### Exercise directions
Search the material and gather each line with "anything" in it.
======== Data to process ========
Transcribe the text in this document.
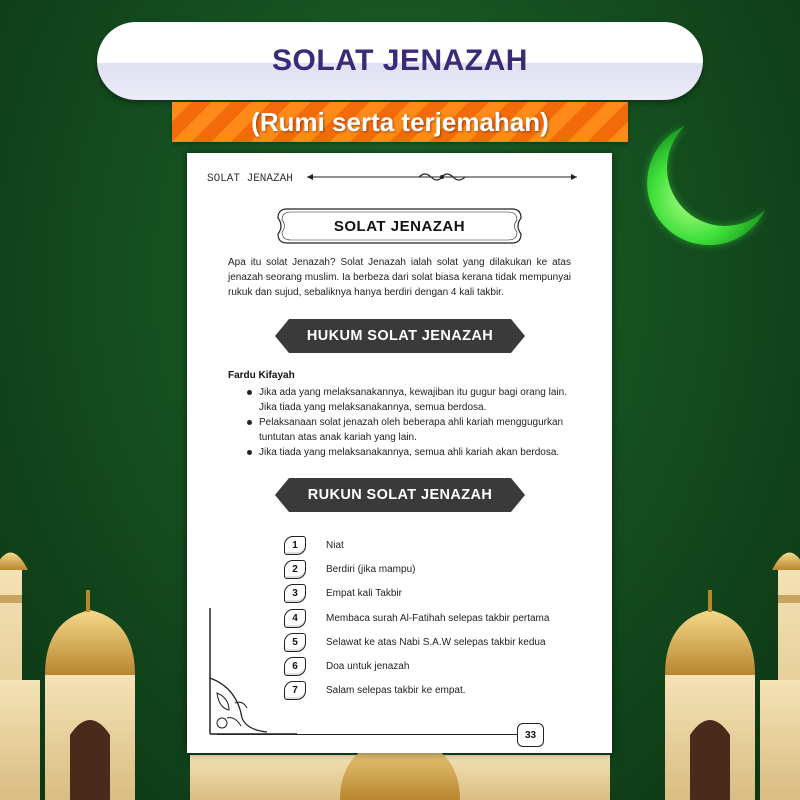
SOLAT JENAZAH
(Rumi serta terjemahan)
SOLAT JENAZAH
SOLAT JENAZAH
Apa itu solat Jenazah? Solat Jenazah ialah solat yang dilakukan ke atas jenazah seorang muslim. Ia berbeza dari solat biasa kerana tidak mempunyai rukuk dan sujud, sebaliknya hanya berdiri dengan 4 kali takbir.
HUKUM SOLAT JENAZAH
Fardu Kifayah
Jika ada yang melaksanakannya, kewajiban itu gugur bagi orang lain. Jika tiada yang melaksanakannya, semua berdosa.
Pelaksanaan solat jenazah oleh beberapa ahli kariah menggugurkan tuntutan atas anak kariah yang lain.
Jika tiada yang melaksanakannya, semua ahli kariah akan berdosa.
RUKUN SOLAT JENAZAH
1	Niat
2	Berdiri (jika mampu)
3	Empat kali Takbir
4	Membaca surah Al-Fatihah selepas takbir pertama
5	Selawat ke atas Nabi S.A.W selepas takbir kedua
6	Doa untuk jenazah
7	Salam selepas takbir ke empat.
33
========
======== Data to process ========
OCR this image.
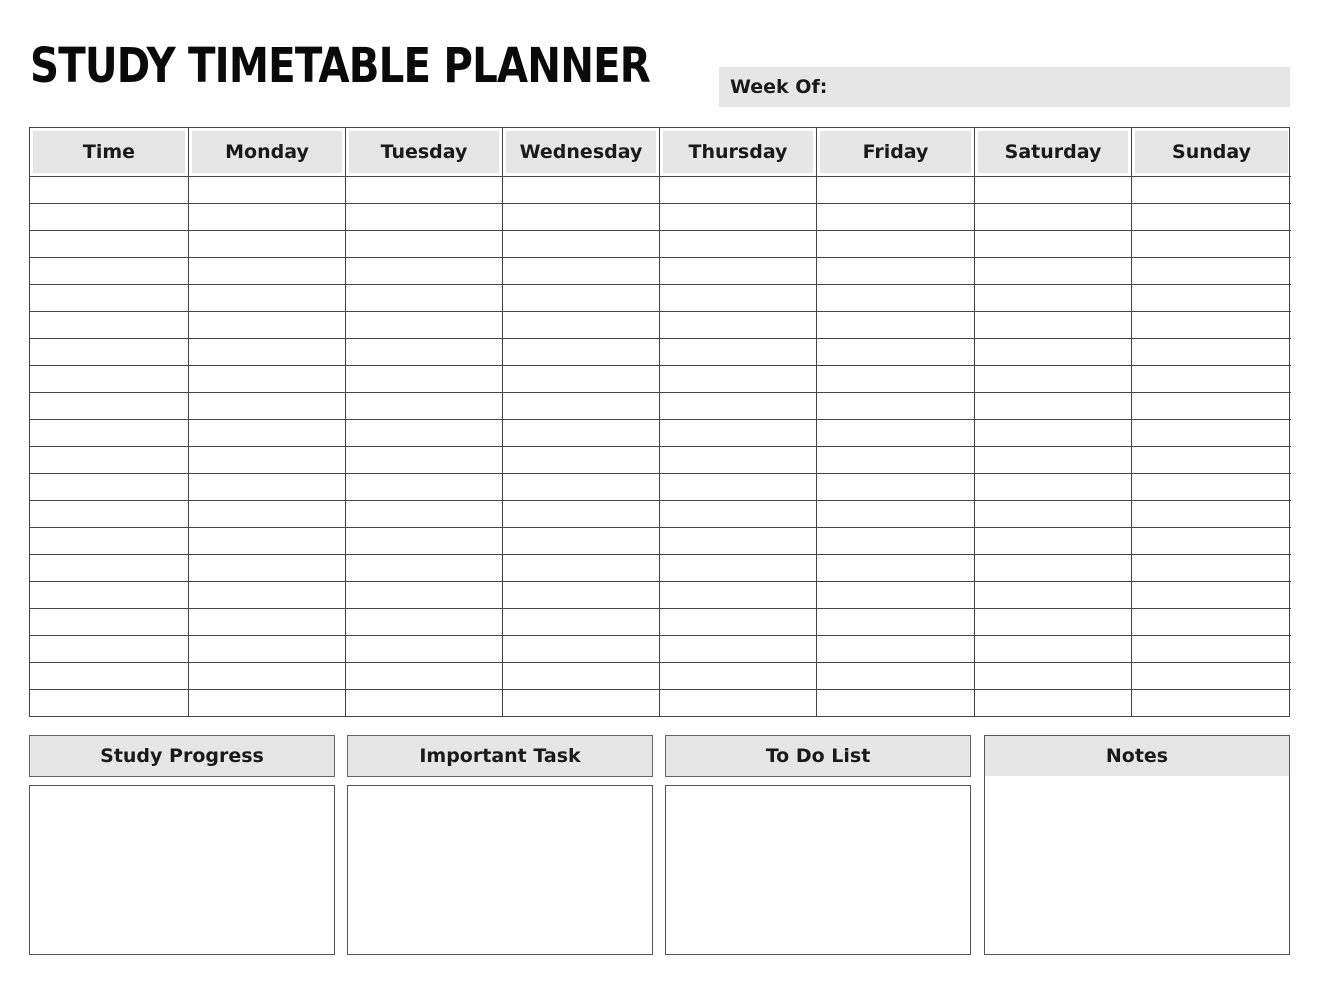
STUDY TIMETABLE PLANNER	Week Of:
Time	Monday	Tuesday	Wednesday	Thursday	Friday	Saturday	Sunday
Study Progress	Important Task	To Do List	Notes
========
======== Data to process ========
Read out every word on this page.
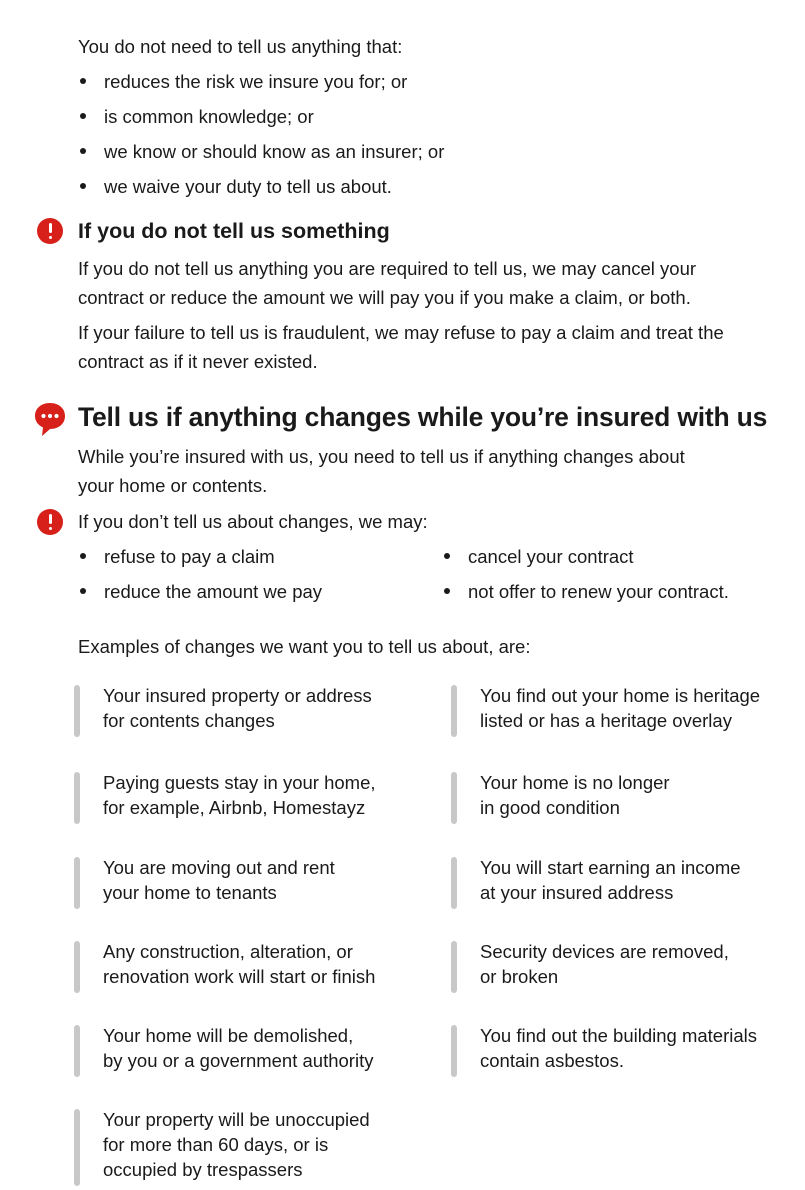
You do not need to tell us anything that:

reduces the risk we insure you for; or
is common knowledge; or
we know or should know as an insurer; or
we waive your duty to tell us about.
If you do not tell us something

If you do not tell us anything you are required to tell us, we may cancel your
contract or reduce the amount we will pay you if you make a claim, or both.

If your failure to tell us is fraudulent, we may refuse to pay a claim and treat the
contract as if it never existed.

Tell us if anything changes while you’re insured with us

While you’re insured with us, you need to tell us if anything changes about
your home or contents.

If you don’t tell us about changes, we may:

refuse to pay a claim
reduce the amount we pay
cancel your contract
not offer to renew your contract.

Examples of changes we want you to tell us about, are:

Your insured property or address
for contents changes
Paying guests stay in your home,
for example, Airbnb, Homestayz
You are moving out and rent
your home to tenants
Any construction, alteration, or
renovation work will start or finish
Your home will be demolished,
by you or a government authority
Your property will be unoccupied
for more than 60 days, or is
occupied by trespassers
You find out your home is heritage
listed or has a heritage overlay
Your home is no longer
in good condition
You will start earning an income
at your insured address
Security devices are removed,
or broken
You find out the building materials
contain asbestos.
========
### Complete response
You do not need to tell us anything that:
If you do not tell us anything you are required to tell us, we may cancel your
Tell us if anything changes while you’re insured with us
While you’re insured with us, you need to tell us if anything changes about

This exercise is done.